— EXERCISE —
Report how many lines contain the word "name", with no other text.

::: MATERIAL FOR THIS TASK

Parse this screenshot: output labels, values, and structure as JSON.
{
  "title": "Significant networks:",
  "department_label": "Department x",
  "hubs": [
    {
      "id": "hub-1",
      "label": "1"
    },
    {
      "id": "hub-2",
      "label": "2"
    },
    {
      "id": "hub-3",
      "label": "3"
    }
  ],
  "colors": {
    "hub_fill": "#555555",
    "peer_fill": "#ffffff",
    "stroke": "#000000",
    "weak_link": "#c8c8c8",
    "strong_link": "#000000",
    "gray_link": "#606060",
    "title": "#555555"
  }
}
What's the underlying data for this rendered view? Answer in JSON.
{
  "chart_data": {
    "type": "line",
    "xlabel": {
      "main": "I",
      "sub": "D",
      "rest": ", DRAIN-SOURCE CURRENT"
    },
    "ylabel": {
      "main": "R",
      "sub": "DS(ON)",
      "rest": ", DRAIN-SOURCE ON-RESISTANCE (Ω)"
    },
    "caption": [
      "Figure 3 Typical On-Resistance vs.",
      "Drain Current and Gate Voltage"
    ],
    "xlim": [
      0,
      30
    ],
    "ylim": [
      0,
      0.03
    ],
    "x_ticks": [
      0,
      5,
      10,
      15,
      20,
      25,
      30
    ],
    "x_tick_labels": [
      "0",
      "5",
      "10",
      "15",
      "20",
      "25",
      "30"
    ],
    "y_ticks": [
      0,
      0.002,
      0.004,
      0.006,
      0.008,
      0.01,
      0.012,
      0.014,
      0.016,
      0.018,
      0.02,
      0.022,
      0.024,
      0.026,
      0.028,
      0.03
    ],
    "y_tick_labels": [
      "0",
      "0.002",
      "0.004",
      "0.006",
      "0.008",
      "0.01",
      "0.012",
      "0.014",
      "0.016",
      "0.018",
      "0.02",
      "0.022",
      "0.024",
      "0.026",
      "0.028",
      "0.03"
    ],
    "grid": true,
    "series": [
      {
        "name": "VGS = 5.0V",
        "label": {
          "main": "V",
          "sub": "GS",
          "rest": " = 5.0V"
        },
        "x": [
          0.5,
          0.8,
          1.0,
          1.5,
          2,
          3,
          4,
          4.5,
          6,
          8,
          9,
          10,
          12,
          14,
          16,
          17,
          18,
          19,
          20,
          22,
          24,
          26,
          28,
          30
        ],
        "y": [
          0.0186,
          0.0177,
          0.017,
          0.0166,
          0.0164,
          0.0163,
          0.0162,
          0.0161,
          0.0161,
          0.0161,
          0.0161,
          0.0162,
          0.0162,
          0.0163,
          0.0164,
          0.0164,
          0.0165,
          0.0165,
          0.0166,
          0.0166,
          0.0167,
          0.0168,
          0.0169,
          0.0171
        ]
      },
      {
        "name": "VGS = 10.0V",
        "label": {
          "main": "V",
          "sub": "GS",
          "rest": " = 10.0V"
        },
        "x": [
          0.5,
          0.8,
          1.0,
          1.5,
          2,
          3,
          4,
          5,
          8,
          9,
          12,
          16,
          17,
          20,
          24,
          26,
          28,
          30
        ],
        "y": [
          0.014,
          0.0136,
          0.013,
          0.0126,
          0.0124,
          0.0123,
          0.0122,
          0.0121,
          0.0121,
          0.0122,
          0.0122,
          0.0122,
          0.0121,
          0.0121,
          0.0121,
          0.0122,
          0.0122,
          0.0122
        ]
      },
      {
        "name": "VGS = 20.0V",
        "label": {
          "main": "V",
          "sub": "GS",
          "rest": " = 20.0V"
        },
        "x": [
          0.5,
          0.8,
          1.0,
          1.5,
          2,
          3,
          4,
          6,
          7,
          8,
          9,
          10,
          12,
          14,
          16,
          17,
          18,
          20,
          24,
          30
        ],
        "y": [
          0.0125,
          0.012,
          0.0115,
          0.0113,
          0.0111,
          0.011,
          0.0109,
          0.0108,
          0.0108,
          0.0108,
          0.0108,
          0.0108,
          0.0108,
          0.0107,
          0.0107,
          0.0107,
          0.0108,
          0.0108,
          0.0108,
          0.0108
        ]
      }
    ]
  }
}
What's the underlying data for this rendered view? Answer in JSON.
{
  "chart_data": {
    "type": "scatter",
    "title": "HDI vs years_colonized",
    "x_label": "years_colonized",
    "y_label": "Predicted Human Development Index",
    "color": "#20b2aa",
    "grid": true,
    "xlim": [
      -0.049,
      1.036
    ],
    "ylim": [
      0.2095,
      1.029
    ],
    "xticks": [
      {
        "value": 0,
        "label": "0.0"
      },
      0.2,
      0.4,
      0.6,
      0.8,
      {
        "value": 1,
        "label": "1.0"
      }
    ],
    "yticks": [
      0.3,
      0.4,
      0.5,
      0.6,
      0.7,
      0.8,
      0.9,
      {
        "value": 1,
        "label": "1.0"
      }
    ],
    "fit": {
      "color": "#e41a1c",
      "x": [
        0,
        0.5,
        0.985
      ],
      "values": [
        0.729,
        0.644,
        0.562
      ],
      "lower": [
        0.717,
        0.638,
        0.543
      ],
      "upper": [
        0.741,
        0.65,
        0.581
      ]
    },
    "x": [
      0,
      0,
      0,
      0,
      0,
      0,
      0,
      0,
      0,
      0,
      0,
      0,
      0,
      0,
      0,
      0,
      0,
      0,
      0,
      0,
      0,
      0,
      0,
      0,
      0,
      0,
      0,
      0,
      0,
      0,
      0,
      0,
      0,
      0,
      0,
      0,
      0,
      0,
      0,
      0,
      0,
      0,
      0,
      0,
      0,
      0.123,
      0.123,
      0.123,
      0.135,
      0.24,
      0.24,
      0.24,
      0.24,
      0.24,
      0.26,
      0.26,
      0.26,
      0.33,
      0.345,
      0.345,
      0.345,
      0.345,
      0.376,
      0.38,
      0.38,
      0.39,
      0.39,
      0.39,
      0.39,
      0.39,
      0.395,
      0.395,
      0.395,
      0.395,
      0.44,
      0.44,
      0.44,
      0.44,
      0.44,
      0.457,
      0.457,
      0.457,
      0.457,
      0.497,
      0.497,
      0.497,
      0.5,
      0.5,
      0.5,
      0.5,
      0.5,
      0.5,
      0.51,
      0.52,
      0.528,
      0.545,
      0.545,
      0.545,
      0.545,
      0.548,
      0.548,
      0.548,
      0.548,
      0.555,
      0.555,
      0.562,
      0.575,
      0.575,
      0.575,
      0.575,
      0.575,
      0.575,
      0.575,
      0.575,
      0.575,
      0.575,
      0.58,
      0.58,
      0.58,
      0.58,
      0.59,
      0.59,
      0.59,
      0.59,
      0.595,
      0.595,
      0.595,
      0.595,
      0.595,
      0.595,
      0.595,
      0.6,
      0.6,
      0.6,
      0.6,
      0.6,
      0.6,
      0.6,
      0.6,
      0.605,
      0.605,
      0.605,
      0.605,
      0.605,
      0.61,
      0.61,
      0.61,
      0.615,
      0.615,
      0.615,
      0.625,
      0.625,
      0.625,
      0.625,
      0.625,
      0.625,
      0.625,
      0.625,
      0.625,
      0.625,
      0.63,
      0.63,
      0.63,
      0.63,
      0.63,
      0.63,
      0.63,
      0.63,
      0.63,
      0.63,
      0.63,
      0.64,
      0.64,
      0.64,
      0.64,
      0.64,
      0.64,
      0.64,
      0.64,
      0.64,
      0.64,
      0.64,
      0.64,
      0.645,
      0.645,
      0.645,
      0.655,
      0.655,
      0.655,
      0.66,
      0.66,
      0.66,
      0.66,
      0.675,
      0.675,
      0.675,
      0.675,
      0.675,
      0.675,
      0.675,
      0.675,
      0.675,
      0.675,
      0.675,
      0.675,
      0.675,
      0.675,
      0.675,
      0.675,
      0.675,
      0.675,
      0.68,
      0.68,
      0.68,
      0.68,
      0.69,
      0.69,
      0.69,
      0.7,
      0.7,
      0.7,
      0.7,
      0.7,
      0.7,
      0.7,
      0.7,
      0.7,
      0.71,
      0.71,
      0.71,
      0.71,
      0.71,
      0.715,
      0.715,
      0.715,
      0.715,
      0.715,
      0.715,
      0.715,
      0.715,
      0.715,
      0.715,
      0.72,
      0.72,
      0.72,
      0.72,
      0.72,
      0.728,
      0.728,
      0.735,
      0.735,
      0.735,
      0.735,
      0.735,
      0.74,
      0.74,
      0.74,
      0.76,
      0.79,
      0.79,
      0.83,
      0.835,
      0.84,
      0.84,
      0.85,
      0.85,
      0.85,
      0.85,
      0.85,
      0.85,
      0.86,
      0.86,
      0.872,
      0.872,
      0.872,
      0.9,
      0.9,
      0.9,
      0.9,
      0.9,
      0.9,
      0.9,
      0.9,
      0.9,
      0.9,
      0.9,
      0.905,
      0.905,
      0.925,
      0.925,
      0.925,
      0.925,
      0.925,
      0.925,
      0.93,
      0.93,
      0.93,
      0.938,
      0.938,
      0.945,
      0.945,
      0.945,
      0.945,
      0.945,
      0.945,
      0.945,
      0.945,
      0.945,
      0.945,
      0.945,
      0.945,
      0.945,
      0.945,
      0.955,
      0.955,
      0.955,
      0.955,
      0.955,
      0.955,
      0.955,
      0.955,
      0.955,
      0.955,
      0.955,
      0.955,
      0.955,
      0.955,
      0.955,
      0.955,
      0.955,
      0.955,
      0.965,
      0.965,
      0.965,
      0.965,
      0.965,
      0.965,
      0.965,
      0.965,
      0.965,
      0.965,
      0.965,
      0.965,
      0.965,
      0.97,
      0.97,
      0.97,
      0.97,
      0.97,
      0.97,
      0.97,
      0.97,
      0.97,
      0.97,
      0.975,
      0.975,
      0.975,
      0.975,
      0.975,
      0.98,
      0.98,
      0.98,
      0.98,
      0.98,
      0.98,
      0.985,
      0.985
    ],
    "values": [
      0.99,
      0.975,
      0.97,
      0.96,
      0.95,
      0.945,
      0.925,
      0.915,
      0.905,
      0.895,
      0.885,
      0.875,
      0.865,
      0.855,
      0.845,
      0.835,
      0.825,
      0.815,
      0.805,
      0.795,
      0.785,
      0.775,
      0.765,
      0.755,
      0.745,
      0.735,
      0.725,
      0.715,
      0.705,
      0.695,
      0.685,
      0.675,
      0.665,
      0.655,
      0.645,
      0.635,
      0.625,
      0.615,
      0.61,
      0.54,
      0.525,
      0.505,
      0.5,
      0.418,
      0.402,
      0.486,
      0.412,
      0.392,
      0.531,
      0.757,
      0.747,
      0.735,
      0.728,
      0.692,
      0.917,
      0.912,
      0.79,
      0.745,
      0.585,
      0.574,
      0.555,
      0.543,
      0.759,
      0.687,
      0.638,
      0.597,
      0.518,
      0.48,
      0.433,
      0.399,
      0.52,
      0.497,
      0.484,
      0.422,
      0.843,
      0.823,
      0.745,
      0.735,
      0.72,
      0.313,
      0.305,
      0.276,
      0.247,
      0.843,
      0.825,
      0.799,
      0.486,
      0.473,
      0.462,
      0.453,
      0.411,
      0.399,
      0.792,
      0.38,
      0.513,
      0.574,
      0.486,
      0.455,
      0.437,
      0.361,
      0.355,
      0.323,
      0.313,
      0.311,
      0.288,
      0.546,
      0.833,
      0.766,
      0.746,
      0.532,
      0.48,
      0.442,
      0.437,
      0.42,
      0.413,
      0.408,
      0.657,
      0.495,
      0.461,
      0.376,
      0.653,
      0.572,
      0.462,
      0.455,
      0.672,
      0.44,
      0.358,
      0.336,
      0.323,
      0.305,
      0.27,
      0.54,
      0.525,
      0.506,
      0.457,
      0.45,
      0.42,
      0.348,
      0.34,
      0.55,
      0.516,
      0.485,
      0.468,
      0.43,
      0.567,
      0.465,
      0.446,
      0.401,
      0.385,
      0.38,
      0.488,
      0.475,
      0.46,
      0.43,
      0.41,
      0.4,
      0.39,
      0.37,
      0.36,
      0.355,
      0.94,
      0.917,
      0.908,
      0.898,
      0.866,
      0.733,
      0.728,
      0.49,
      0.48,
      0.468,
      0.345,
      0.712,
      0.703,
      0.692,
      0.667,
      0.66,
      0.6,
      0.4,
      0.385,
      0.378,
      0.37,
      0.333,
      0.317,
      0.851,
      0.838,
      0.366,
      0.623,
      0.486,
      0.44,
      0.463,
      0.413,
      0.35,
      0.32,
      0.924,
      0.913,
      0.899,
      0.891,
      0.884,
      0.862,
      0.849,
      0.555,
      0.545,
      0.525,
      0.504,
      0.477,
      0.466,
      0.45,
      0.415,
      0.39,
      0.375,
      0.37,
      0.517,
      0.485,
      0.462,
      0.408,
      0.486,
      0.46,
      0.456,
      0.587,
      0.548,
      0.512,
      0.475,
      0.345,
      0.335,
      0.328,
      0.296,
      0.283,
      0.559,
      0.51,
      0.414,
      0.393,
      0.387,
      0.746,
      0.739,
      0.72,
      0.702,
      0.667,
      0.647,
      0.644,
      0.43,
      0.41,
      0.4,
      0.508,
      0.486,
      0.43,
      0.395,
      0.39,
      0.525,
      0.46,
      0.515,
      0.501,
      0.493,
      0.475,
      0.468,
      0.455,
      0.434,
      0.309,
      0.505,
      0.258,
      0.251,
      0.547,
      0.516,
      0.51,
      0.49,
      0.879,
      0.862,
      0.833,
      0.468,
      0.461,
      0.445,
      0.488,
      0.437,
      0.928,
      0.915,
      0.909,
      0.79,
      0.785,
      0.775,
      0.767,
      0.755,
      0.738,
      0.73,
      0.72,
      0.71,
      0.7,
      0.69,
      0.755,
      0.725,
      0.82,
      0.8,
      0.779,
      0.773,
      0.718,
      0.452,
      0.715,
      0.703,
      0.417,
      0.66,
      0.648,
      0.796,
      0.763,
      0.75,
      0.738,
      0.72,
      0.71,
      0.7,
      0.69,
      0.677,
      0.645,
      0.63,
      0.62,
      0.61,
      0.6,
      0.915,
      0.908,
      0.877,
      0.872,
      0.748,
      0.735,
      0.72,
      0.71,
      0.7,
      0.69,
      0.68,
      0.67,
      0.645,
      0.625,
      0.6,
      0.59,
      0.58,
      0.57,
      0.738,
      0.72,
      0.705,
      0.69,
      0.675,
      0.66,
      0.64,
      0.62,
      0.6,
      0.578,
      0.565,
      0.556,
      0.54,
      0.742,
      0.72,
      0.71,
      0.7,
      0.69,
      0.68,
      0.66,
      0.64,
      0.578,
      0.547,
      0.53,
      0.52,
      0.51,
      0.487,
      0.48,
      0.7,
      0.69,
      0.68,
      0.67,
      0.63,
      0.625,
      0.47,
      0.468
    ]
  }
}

::::::

— WRITTEN REPLY —
3